==== Listed entries ====

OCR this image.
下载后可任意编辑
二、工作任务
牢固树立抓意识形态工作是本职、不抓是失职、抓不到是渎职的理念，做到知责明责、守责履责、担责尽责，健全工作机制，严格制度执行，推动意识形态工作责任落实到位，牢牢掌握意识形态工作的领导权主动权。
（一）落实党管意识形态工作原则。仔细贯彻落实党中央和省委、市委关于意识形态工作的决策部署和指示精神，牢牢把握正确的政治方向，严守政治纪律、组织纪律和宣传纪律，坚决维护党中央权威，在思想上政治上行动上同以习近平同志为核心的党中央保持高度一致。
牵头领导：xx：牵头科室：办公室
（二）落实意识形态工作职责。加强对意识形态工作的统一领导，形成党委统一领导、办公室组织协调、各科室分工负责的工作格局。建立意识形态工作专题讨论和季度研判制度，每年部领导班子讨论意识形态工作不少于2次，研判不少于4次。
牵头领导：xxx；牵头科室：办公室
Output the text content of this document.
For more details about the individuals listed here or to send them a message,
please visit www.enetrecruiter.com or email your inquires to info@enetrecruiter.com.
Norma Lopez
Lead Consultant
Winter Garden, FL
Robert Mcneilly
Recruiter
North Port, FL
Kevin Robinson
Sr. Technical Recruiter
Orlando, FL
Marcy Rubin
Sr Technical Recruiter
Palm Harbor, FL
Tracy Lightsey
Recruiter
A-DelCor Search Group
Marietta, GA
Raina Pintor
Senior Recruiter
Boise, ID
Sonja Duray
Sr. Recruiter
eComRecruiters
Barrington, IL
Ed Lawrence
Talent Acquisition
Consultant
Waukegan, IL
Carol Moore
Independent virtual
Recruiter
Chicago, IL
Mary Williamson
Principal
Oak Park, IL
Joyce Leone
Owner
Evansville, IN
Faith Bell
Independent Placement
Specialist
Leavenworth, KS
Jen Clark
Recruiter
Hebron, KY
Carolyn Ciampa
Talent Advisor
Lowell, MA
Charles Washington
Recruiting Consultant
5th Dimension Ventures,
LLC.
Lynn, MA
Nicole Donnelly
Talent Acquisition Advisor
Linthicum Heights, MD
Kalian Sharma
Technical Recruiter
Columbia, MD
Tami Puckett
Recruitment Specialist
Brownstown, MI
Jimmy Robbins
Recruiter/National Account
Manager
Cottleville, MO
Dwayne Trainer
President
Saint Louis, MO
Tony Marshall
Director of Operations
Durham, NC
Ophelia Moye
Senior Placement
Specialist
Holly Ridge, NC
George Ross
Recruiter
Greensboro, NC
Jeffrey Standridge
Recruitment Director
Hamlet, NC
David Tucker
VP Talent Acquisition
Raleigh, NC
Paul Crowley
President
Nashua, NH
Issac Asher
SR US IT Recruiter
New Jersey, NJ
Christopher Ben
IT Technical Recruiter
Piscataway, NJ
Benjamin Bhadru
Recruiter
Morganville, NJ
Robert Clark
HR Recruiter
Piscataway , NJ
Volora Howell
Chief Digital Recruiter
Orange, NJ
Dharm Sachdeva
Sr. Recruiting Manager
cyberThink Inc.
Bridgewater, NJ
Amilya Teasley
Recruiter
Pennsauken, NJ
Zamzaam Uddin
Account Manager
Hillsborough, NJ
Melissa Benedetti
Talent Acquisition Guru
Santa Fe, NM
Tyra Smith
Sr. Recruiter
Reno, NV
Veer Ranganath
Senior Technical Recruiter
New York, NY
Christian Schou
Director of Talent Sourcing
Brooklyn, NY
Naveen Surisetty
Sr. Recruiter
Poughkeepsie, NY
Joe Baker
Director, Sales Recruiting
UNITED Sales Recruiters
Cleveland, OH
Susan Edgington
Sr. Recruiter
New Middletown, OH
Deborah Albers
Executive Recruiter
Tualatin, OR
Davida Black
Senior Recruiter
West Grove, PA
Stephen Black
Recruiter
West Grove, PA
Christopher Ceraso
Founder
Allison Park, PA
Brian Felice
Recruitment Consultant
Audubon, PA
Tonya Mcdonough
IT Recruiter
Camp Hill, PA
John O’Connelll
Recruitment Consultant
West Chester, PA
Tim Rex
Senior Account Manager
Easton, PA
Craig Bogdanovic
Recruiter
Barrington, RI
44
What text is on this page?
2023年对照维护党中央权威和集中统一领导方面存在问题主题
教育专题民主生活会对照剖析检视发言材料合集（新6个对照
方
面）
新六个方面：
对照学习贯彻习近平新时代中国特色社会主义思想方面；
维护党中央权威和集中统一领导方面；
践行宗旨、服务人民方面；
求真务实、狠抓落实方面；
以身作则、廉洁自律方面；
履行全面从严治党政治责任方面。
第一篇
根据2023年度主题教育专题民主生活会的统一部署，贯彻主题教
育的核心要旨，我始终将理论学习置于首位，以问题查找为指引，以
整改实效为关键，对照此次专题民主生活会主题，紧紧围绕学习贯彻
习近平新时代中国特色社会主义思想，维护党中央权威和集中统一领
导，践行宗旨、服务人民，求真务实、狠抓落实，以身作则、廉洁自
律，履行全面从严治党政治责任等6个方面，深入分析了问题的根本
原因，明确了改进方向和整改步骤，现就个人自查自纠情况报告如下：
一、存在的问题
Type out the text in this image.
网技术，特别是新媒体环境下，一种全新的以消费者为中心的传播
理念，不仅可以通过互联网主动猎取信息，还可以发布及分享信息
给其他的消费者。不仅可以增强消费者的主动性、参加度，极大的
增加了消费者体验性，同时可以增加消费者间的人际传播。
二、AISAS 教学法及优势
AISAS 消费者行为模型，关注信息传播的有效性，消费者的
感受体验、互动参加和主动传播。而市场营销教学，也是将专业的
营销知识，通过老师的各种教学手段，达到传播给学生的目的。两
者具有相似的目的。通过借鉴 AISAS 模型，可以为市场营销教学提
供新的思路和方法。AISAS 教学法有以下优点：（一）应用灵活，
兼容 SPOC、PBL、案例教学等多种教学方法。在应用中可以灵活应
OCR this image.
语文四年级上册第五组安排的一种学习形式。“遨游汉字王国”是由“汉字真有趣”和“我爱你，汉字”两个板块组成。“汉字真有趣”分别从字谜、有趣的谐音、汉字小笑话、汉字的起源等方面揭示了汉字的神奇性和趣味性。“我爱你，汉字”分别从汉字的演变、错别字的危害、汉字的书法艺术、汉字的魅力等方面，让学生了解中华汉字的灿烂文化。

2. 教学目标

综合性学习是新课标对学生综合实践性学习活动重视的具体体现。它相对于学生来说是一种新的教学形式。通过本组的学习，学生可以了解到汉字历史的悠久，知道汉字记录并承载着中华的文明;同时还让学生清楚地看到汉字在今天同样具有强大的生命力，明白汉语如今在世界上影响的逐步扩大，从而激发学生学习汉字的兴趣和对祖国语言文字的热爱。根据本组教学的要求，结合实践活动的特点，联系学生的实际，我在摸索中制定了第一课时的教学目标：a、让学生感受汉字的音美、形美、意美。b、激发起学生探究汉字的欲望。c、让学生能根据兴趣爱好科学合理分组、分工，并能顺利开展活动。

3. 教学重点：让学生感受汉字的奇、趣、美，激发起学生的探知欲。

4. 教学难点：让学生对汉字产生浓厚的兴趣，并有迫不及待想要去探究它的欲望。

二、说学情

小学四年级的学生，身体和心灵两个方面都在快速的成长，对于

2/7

====

> _Given exercise_:
Take the line that contains "What text is on this page?" and every line after it through the end of the listing above, and repeat them exactly.

> _Exercise answer_:
What text is on this page?
2023年对照维护党中央权威和集中统一领导方面存在问题主题
教育专题民主生活会对照剖析检视发言材料合集（新6个对照
方
面）
新六个方面：
对照学习贯彻习近平新时代中国特色社会主义思想方面；
维护党中央权威和集中统一领导方面；
践行宗旨、服务人民方面；
求真务实、狠抓落实方面；
以身作则、廉洁自律方面；
履行全面从严治党政治责任方面。
第一篇
根据2023年度主题教育专题民主生活会的统一部署，贯彻主题教
育的核心要旨，我始终将理论学习置于首位，以问题查找为指引，以
整改实效为关键，对照此次专题民主生活会主题，紧紧围绕学习贯彻
习近平新时代中国特色社会主义思想，维护党中央权威和集中统一领
导，践行宗旨、服务人民，求真务实、狠抓落实，以身作则、廉洁自
律，履行全面从严治党政治责任等6个方面，深入分析了问题的根本
原因，明确了改进方向和整改步骤，现就个人自查自纠情况报告如下：
一、存在的问题
Type out the text in this image.
网技术，特别是新媒体环境下，一种全新的以消费者为中心的传播
理念，不仅可以通过互联网主动猎取信息，还可以发布及分享信息
给其他的消费者。不仅可以增强消费者的主动性、参加度，极大的
增加了消费者体验性，同时可以增加消费者间的人际传播。
二、AISAS 教学法及优势
AISAS 消费者行为模型，关注信息传播的有效性，消费者的
感受体验、互动参加和主动传播。而市场营销教学，也是将专业的
营销知识，通过老师的各种教学手段，达到传播给学生的目的。两
者具有相似的目的。通过借鉴 AISAS 模型，可以为市场营销教学提
供新的思路和方法。AISAS 教学法有以下优点：（一）应用灵活，
兼容 SPOC、PBL、案例教学等多种教学方法。在应用中可以灵活应
OCR this image.
语文四年级上册第五组安排的一种学习形式。“遨游汉字王国”是由“汉字真有趣”和“我爱你，汉字”两个板块组成。“汉字真有趣”分别从字谜、有趣的谐音、汉字小笑话、汉字的起源等方面揭示了汉字的神奇性和趣味性。“我爱你，汉字”分别从汉字的演变、错别字的危害、汉字的书法艺术、汉字的魅力等方面，让学生了解中华汉字的灿烂文化。

2. 教学目标

综合性学习是新课标对学生综合实践性学习活动重视的具体体现。它相对于学生来说是一种新的教学形式。通过本组的学习，学生可以了解到汉字历史的悠久，知道汉字记录并承载着中华的文明;同时还让学生清楚地看到汉字在今天同样具有强大的生命力，明白汉语如今在世界上影响的逐步扩大，从而激发学生学习汉字的兴趣和对祖国语言文字的热爱。根据本组教学的要求，结合实践活动的特点，联系学生的实际，我在摸索中制定了第一课时的教学目标：a、让学生感受汉字的音美、形美、意美。b、激发起学生探究汉字的欲望。c、让学生能根据兴趣爱好科学合理分组、分工，并能顺利开展活动。

3. 教学重点：让学生感受汉字的奇、趣、美，激发起学生的探知欲。

4. 教学难点：让学生对汉字产生浓厚的兴趣，并有迫不及待想要去探究它的欲望。

二、说学情

小学四年级的学生，身体和心灵两个方面都在快速的成长，对于

2/7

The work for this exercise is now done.